## EXERCISE OBJECTIVE
Scan the data below for the string "title". Show every line where it turns up.

## SOURCE RECORDS

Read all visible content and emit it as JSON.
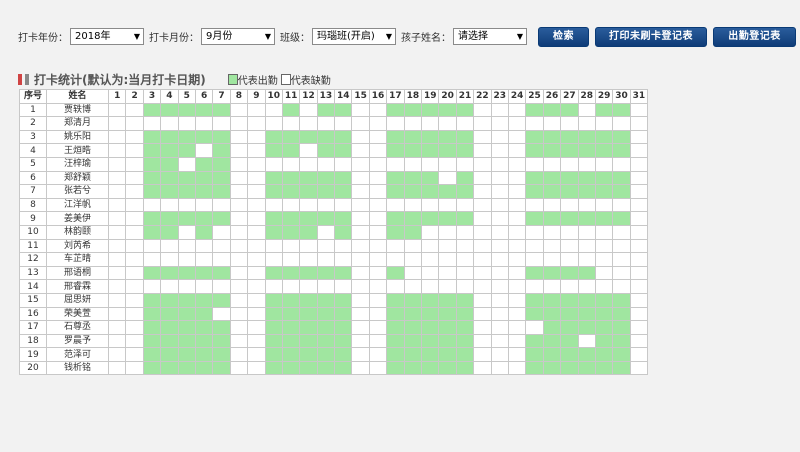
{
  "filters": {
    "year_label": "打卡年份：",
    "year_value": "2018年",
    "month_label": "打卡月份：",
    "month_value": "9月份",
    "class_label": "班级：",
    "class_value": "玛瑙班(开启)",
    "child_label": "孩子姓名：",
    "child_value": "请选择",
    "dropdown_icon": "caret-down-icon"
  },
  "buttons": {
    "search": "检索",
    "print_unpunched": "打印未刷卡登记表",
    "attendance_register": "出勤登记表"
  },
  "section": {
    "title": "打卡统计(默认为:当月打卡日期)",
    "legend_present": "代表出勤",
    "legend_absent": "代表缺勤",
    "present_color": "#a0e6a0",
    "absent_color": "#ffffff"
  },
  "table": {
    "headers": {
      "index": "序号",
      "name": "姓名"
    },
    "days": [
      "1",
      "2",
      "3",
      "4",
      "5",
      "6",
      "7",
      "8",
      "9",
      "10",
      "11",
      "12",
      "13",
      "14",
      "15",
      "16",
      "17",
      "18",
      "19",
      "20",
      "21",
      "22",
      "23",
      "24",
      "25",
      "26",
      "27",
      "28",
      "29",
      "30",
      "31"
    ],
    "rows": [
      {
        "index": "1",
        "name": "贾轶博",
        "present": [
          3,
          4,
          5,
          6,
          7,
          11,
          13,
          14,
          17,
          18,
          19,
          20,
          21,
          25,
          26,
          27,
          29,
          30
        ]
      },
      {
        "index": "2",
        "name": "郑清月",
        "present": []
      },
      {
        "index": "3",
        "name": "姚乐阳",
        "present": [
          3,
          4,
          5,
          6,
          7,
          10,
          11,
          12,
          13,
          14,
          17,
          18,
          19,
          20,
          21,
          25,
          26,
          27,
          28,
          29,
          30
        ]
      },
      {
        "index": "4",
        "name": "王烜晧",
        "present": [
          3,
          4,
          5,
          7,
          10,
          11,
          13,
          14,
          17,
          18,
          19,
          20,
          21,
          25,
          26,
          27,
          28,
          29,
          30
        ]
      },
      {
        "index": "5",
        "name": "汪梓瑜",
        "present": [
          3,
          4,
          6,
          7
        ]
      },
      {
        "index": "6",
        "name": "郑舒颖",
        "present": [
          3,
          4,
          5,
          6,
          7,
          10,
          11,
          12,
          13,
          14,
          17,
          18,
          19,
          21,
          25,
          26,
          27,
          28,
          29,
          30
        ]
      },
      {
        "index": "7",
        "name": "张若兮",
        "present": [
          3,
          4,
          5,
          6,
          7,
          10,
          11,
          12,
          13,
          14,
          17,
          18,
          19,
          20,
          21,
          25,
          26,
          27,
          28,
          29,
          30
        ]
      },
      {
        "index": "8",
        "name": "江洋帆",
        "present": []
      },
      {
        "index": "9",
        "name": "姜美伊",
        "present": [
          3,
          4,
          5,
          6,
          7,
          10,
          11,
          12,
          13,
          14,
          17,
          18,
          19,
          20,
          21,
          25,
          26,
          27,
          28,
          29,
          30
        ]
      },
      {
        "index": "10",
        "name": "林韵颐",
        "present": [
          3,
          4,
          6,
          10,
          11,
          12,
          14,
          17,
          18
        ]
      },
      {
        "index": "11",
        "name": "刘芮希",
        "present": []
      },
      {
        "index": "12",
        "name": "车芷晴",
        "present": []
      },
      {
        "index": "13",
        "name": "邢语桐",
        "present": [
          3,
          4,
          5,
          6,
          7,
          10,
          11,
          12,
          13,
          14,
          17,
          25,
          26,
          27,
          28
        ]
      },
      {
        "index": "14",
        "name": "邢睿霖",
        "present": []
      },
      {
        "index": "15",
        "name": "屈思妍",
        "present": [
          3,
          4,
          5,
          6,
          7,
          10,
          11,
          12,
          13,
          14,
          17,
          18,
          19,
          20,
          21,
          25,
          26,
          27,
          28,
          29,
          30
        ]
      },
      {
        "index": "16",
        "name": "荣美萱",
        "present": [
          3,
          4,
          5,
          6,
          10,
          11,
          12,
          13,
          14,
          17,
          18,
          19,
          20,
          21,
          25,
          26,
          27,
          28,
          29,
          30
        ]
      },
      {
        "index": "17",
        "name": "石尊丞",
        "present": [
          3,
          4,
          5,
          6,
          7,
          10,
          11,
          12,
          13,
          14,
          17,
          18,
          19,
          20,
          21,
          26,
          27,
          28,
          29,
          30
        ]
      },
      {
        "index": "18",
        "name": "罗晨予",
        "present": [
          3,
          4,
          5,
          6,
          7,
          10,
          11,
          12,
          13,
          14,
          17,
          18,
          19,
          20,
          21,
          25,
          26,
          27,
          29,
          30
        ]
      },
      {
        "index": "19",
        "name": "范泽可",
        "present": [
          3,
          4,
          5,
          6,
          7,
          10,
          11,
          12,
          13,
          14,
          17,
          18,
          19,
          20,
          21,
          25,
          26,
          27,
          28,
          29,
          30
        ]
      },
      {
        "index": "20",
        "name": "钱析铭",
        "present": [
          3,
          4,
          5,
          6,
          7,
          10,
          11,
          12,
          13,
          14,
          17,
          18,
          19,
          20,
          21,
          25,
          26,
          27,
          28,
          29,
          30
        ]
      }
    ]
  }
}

--

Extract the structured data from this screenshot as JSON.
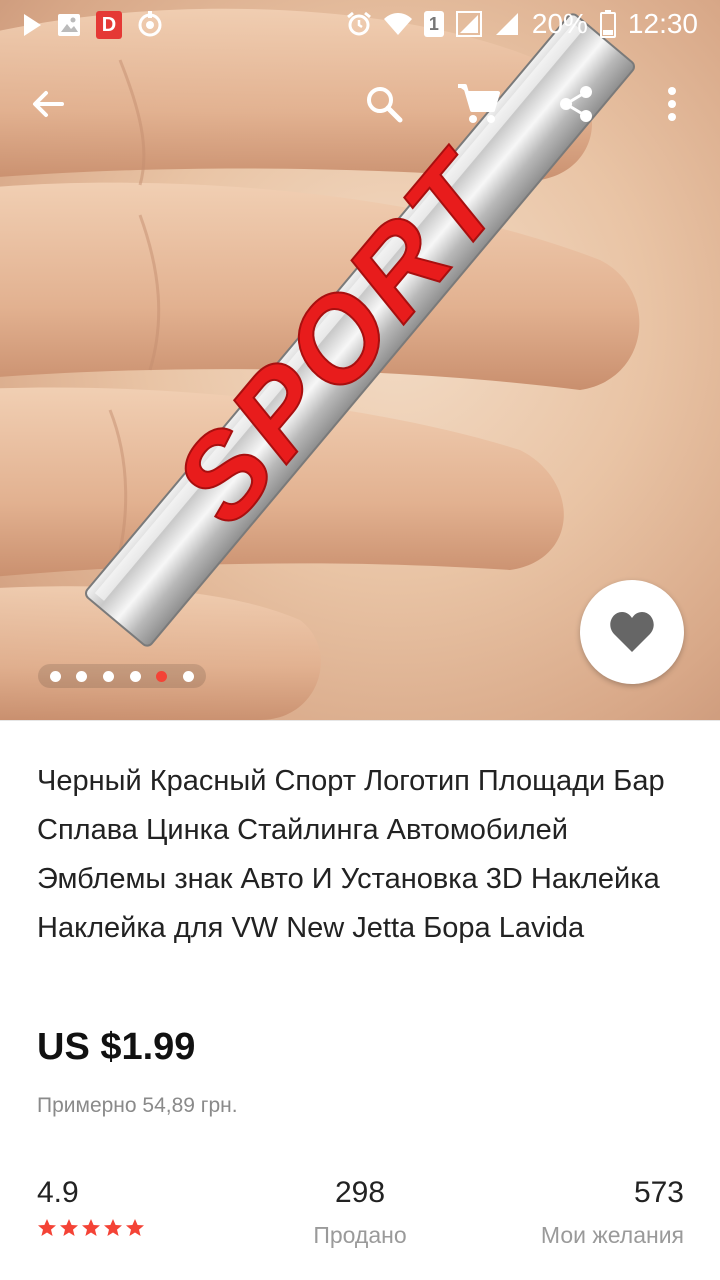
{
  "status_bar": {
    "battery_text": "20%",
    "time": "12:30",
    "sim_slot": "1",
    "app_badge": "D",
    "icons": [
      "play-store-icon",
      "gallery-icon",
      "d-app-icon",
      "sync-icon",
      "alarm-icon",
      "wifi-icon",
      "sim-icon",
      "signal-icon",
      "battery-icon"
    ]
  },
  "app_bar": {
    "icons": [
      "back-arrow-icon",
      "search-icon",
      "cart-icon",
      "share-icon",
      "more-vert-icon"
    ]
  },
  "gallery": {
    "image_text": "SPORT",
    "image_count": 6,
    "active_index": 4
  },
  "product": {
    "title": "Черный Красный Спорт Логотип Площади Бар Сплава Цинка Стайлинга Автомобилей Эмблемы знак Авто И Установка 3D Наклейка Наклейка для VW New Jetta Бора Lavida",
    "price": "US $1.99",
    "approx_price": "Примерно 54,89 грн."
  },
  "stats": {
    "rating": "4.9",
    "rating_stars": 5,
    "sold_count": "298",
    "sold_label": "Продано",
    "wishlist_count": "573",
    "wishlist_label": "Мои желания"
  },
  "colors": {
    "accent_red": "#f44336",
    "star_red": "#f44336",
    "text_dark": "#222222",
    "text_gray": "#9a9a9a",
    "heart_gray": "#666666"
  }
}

## RESPONSE
    "title": "打卡统计(默认为:当月打卡日期)",
    "title": "Черный Красный Спорт Логотип Площади Бар Сплава Цинка Стайлинга Автомобилей Эмблемы знак Авто И Установка 3D Наклейка Наклейка для VW New Jetta Бора Lavida",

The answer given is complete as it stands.